***** Records for the exercise
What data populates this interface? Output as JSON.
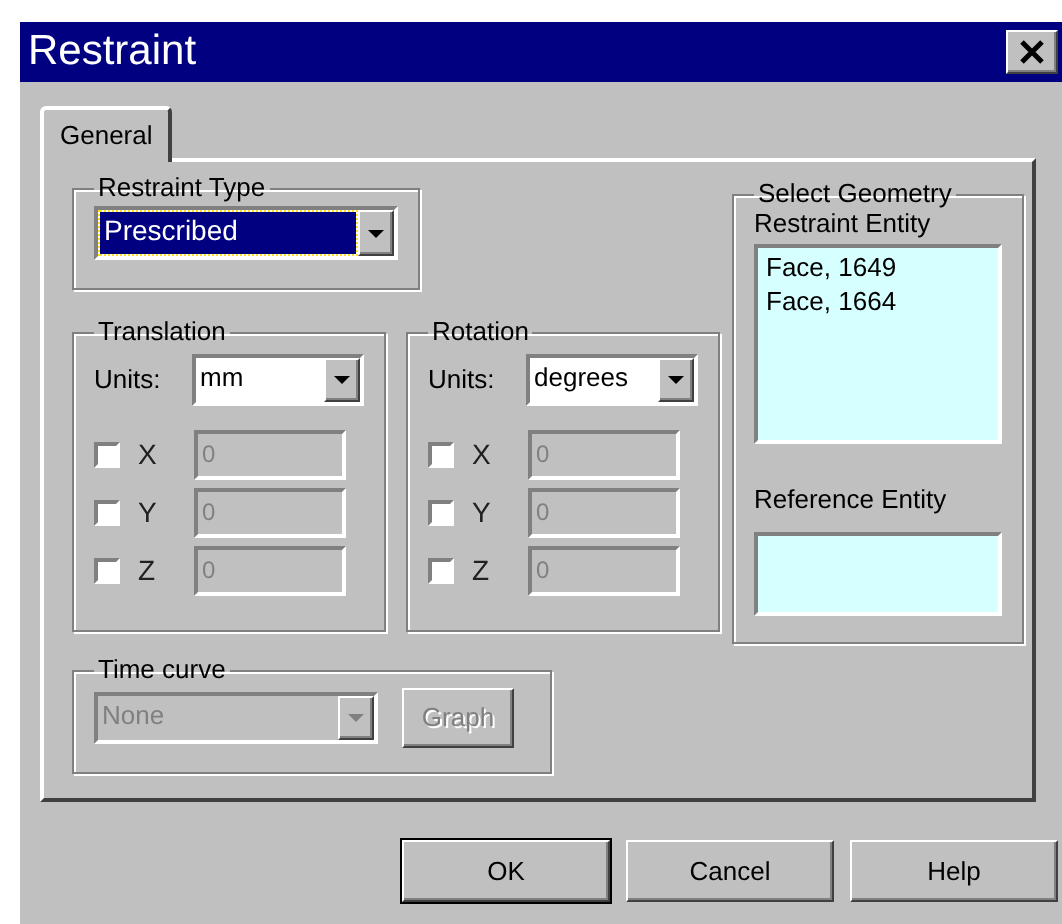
{
  "window": {
    "title": "Restraint"
  },
  "tabs": [
    {
      "label": "General",
      "selected": true
    }
  ],
  "restraint_type": {
    "label": "Restraint Type",
    "value": "Prescribed"
  },
  "translation": {
    "label": "Translation",
    "units_label": "Units:",
    "units": "mm",
    "axes": [
      {
        "label": "X",
        "checked": false,
        "value": "0",
        "disabled": true
      },
      {
        "label": "Y",
        "checked": false,
        "value": "0",
        "disabled": true
      },
      {
        "label": "Z",
        "checked": false,
        "value": "0",
        "disabled": true
      }
    ]
  },
  "rotation": {
    "label": "Rotation",
    "units_label": "Units:",
    "units": "degrees",
    "axes": [
      {
        "label": "X",
        "checked": false,
        "value": "0",
        "disabled": true
      },
      {
        "label": "Y",
        "checked": false,
        "value": "0",
        "disabled": true
      },
      {
        "label": "Z",
        "checked": false,
        "value": "0",
        "disabled": true
      }
    ]
  },
  "time_curve": {
    "label": "Time curve",
    "value": "None",
    "disabled": true,
    "button": "Graph"
  },
  "select_geometry": {
    "label": "Select Geometry",
    "restraint_entity": {
      "label": "Restraint Entity",
      "items": [
        "Face, 1649",
        "Face, 1664"
      ]
    },
    "reference_entity": {
      "label": "Reference Entity"
    }
  },
  "buttons": [
    {
      "label": "OK",
      "default": true
    },
    {
      "label": "Cancel",
      "default": false
    },
    {
      "label": "Help",
      "default": false
    }
  ]
}
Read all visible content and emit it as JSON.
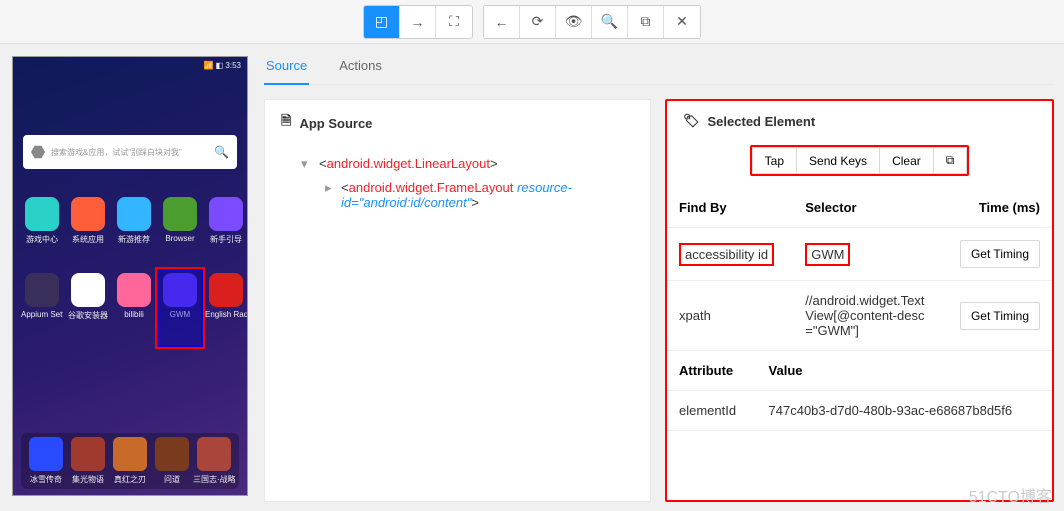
{
  "toolbar": {
    "groups": [
      {
        "buttons": [
          {
            "name": "select-mode-icon",
            "glyph": "◰",
            "active": true
          },
          {
            "name": "swipe-mode-icon",
            "glyph": "→",
            "active": false
          },
          {
            "name": "tap-coords-icon",
            "glyph": "⛶",
            "active": false
          }
        ]
      },
      {
        "buttons": [
          {
            "name": "back-icon",
            "glyph": "←",
            "active": false
          },
          {
            "name": "refresh-icon",
            "glyph": "⟳",
            "active": false
          },
          {
            "name": "eye-icon",
            "glyph": "👁",
            "active": false
          },
          {
            "name": "search-icon",
            "glyph": "🔍",
            "active": false
          },
          {
            "name": "copy-icon",
            "glyph": "⧉",
            "active": false
          },
          {
            "name": "close-icon",
            "glyph": "✕",
            "active": false
          }
        ]
      }
    ]
  },
  "device": {
    "status_time": "3:53",
    "search_placeholder": "搜索游戏&应用，试试“别踩白块对我”",
    "apps_row1": [
      {
        "label": "游戏中心",
        "color": "#2ad1c9"
      },
      {
        "label": "系统应用",
        "color": "#ff5e3a"
      },
      {
        "label": "新游推荐",
        "color": "#33b6ff"
      },
      {
        "label": "Browser",
        "color": "#4a9d2e"
      },
      {
        "label": "新手引导",
        "color": "#7b4cff"
      }
    ],
    "apps_row2": [
      {
        "label": "Appium Sett…",
        "color": "#3a2e5a"
      },
      {
        "label": "谷歌安装器",
        "color": "#ffffff"
      },
      {
        "label": "bilibili",
        "color": "#ff6699"
      },
      {
        "label": "GWM",
        "color": "#6a3fff",
        "selected": true
      },
      {
        "label": "English Radio",
        "color": "#d9201f"
      }
    ],
    "dock": [
      {
        "label": "冰雪传奇",
        "color": "#2a4aff"
      },
      {
        "label": "集光物语",
        "color": "#a03a2e"
      },
      {
        "label": "真红之刃",
        "color": "#c76a2a"
      },
      {
        "label": "问道",
        "color": "#7a3a1e"
      },
      {
        "label": "三国志·战略…",
        "color": "#a9453a"
      }
    ]
  },
  "tabs": {
    "source": "Source",
    "actions": "Actions"
  },
  "appsource": {
    "title": "App Source",
    "nodes": [
      {
        "depth": 0,
        "tag": "android.widget.LinearLayout",
        "attr": "",
        "expanded": true
      },
      {
        "depth": 1,
        "tag": "android.widget.FrameLayout",
        "attr": "resource-id=\"android:id/content\"",
        "expanded": false
      }
    ]
  },
  "selected": {
    "title": "Selected Element",
    "actions": {
      "tap": "Tap",
      "sendkeys": "Send Keys",
      "clear": "Clear"
    },
    "headers": {
      "findby": "Find By",
      "selector": "Selector",
      "time": "Time (ms)"
    },
    "rows": [
      {
        "findby": "accessibility id",
        "selector": "GWM",
        "action": "Get Timing",
        "highlight": true
      },
      {
        "findby": "xpath",
        "selector": "//android.widget.TextView[@content-desc=\"GWM\"]",
        "action": "Get Timing",
        "highlight": false
      }
    ],
    "attr_headers": {
      "attribute": "Attribute",
      "value": "Value"
    },
    "attr_rows": [
      {
        "attribute": "elementId",
        "value": "747c40b3-d7d0-480b-93ac-e68687b8d5f6"
      }
    ]
  },
  "watermark": "51CTO博客"
}
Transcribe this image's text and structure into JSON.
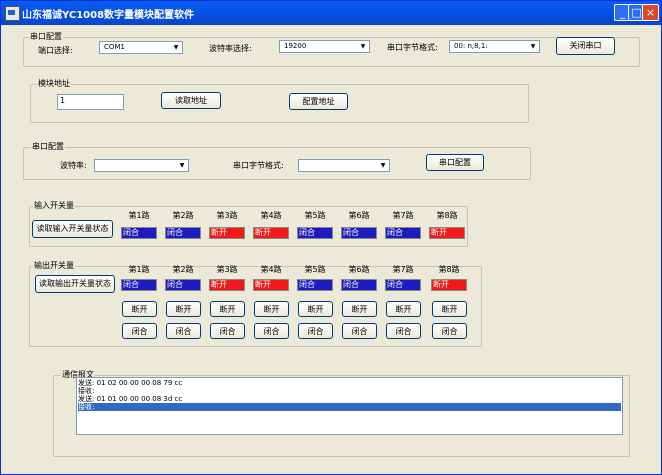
{
  "window": {
    "title": "山东福诚YC1008数字量模块配置软件",
    "buttons": {
      "minimize": "_",
      "maximize": "□",
      "close": "×"
    }
  },
  "serial_config": {
    "title": "串口配置",
    "port_label": "端口选择:",
    "port_value": "COM1",
    "baud_label": "波特率选择:",
    "baud_value": "19200",
    "format_label": "串口字节格式:",
    "format_value": "00: n,8,1:",
    "close_button": "关闭串口"
  },
  "module_address": {
    "title": "模块地址",
    "address_value": "1",
    "read_button": "读取地址",
    "config_button": "配置地址"
  },
  "port_config": {
    "title": "串口配置",
    "baud_label": "波特率:",
    "baud_value": "",
    "format_label": "串口字节格式:",
    "format_value": "",
    "config_button": "串口配置"
  },
  "inputs": {
    "title": "输入开关量",
    "read_button": "读取输入开关量状态",
    "channels": [
      {
        "label": "第1路",
        "state": "闭合",
        "color": "#1c1cbd"
      },
      {
        "label": "第2路",
        "state": "闭合",
        "color": "#1c1cbd"
      },
      {
        "label": "第3路",
        "state": "断开",
        "color": "#f01818"
      },
      {
        "label": "第4路",
        "state": "断开",
        "color": "#f01818"
      },
      {
        "label": "第5路",
        "state": "闭合",
        "color": "#1c1cbd"
      },
      {
        "label": "第6路",
        "state": "闭合",
        "color": "#1c1cbd"
      },
      {
        "label": "第7路",
        "state": "闭合",
        "color": "#1c1cbd"
      },
      {
        "label": "第8路",
        "state": "断开",
        "color": "#f01818"
      }
    ]
  },
  "outputs": {
    "title": "输出开关量",
    "read_button": "读取输出开关量状态",
    "open_label": "断开",
    "close_label": "闭合",
    "channels": [
      {
        "label": "第1路",
        "state": "闭合",
        "color": "#1c1cbd"
      },
      {
        "label": "第2路",
        "state": "闭合",
        "color": "#1c1cbd"
      },
      {
        "label": "第3路",
        "state": "断开",
        "color": "#f01818"
      },
      {
        "label": "第4路",
        "state": "断开",
        "color": "#f01818"
      },
      {
        "label": "第5路",
        "state": "闭合",
        "color": "#1c1cbd"
      },
      {
        "label": "第6路",
        "state": "闭合",
        "color": "#1c1cbd"
      },
      {
        "label": "第7路",
        "state": "闭合",
        "color": "#1c1cbd"
      },
      {
        "label": "第8路",
        "state": "断开",
        "color": "#f01818"
      }
    ]
  },
  "comm_log": {
    "title": "通信报文",
    "lines": [
      {
        "text": "发送:  01  02  00  00  00  08  79  cc",
        "selected": false
      },
      {
        "text": "接收:",
        "selected": false
      },
      {
        "text": "发送:  01  01  00  00  00  08  3d  cc",
        "selected": false
      },
      {
        "text": "接收:",
        "selected": true
      }
    ]
  }
}
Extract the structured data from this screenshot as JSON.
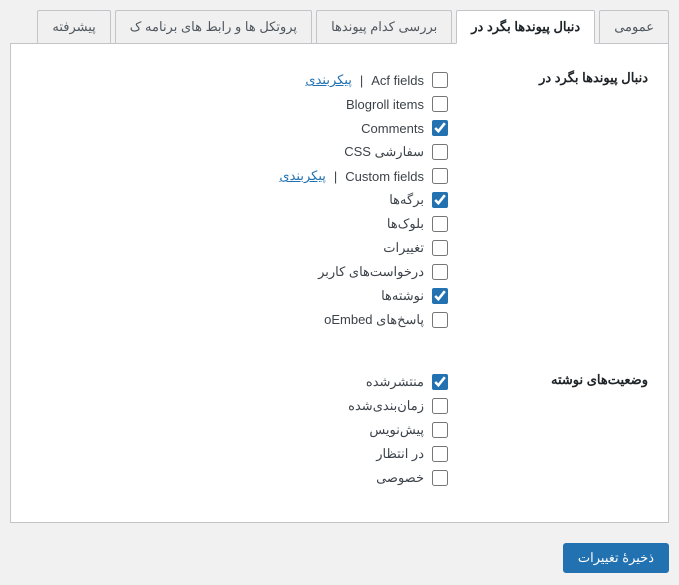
{
  "tabs": {
    "general": "عمومی",
    "look_for_links": "دنبال پیوندها بگرد در",
    "which_links": "بررسی کدام پیوندها",
    "protocols": "پروتکل ها و رابط های برنامه ک",
    "advanced": "پیشرفته"
  },
  "sections": {
    "look_for_links": "دنبال پیوندها بگرد در",
    "post_statuses": "وضعیت‌های نوشته"
  },
  "config_link": "پیکربندی",
  "link_options": [
    {
      "id": "acf",
      "label": "Acf fields",
      "checked": false,
      "config": true
    },
    {
      "id": "blogroll",
      "label": "Blogroll items",
      "checked": false,
      "config": false
    },
    {
      "id": "comments",
      "label": "Comments",
      "checked": true,
      "config": false
    },
    {
      "id": "css",
      "label": "CSS سفارشی",
      "checked": false,
      "config": false
    },
    {
      "id": "customfields",
      "label": "Custom fields",
      "checked": false,
      "config": true
    },
    {
      "id": "pages",
      "label": "برگه‌ها",
      "checked": true,
      "config": false
    },
    {
      "id": "blocks",
      "label": "بلوک‌ها",
      "checked": false,
      "config": false
    },
    {
      "id": "changes",
      "label": "تغییرات",
      "checked": false,
      "config": false
    },
    {
      "id": "requests",
      "label": "درخواست‌های کاربر",
      "checked": false,
      "config": false
    },
    {
      "id": "posts",
      "label": "نوشته‌ها",
      "checked": true,
      "config": false
    },
    {
      "id": "oembed",
      "label": "پاسخ‌های oEmbed",
      "checked": false,
      "config": false
    }
  ],
  "status_options": [
    {
      "id": "published",
      "label": "منتشرشده",
      "checked": true
    },
    {
      "id": "scheduled",
      "label": "زمان‌بندی‌شده",
      "checked": false
    },
    {
      "id": "draft",
      "label": "پیش‌نویس",
      "checked": false
    },
    {
      "id": "pending",
      "label": "در انتظار",
      "checked": false
    },
    {
      "id": "private",
      "label": "خصوصی",
      "checked": false
    }
  ],
  "save_button": "ذخیرۀ تغییرات"
}
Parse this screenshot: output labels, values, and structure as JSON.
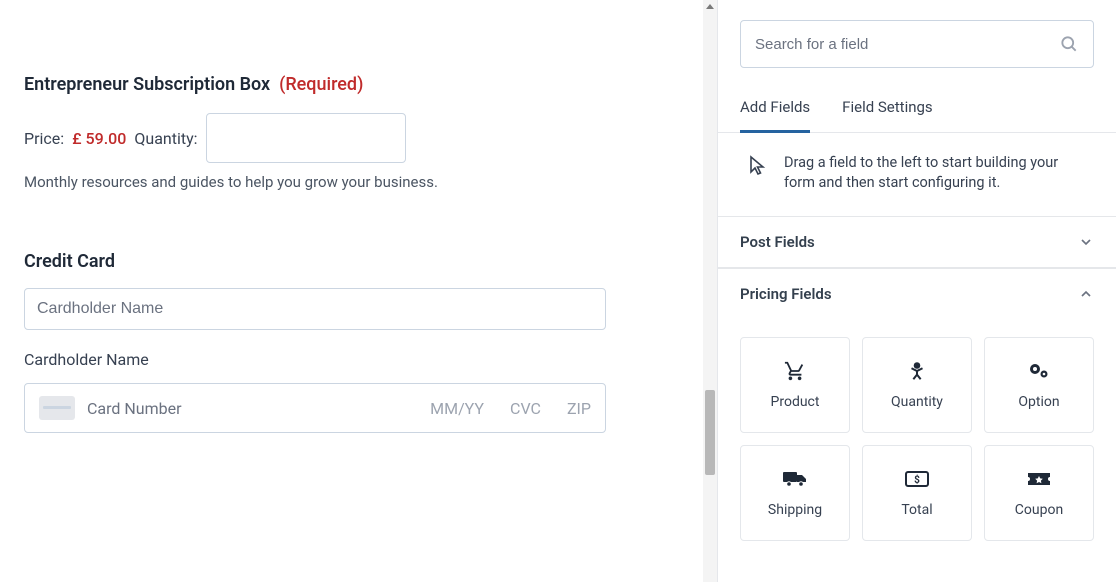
**********
Stated task → Out of the records, collect only those lines that contain the string "name".

Answer to the problem →
            "name": "select-mode-icon",
            "name": "swipe-mode-icon",
            "name": "tap-coords-icon",
            "name": "back-icon",
            "name": "refresh-icon",
            "name": "eye-icon",
            "name": "search-icon",
            "name": "copy-icon",
            "name": "close-icon",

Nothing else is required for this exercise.